[start]

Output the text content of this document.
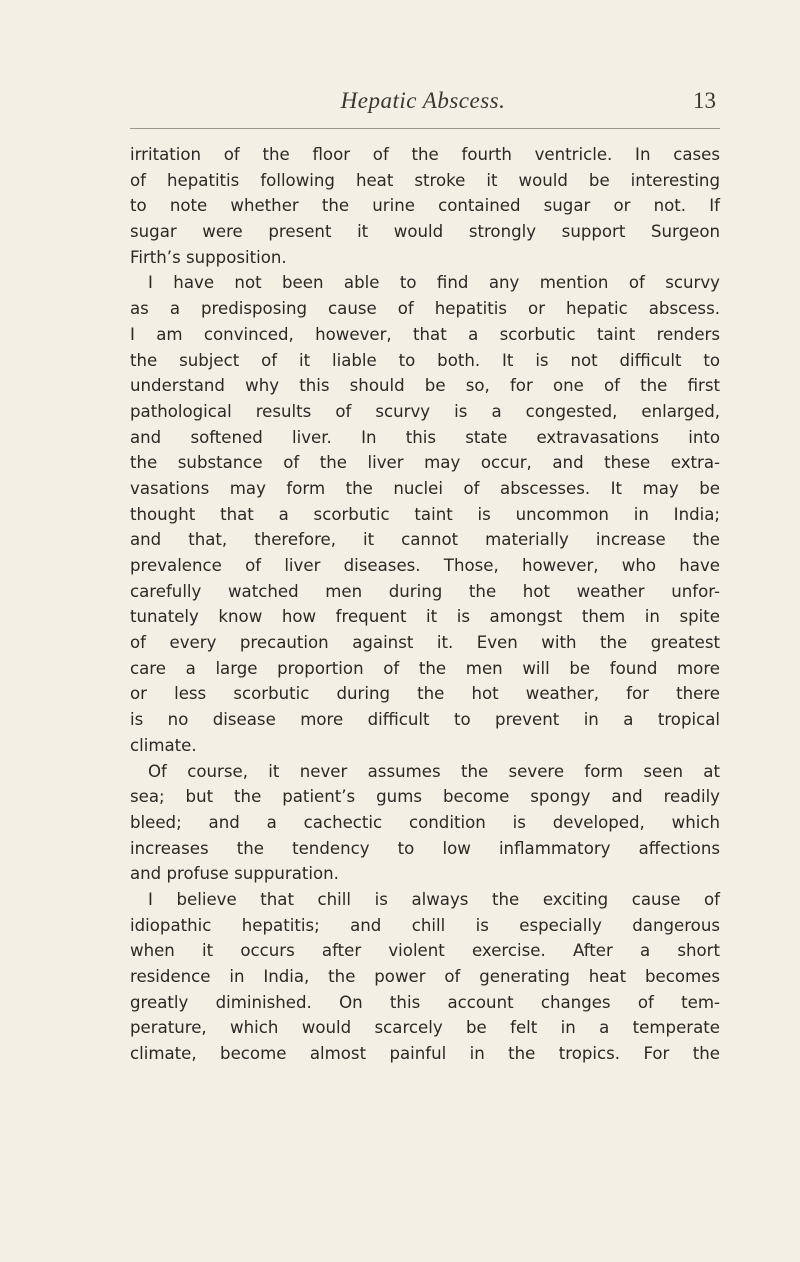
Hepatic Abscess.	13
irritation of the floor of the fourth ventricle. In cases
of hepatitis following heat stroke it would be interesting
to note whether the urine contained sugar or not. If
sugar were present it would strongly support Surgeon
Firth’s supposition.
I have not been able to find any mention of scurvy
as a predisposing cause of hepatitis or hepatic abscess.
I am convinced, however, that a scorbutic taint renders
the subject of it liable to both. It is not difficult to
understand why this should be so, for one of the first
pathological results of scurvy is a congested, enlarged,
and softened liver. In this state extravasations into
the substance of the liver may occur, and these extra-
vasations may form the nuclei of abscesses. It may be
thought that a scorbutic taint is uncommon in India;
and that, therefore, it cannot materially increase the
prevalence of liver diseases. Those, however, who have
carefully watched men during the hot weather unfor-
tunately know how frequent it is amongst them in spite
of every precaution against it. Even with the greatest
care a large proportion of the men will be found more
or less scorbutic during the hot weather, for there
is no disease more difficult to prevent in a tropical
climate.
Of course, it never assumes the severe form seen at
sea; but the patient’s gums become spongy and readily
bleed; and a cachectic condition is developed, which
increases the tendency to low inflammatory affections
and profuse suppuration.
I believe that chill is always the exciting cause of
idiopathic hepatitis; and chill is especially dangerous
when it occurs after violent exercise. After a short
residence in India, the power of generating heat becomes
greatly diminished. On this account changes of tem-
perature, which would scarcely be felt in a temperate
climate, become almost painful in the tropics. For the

[end]
[start]

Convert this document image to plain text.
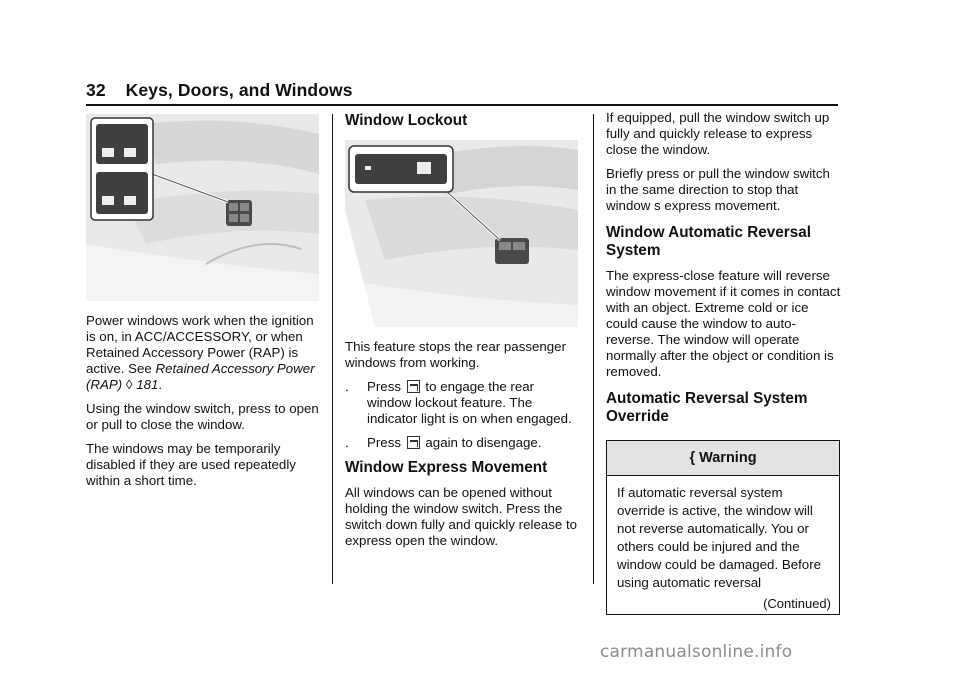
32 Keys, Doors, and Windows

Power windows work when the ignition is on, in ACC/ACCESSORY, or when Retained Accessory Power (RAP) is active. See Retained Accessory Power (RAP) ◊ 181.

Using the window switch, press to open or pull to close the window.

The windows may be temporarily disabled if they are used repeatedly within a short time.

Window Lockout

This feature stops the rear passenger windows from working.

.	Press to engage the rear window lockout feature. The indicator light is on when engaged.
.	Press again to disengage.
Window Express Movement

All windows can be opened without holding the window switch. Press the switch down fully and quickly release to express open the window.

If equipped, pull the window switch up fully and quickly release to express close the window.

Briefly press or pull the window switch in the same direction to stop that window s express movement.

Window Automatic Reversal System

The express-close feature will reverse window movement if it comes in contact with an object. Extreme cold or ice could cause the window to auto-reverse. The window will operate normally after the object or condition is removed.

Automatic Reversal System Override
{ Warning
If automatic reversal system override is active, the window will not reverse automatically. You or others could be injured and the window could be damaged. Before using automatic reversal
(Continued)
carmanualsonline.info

[end]

- EXERCISE
Across the records, count the lines holding the string "more". Give the number and stop.

- RESULT OF THE TASK
2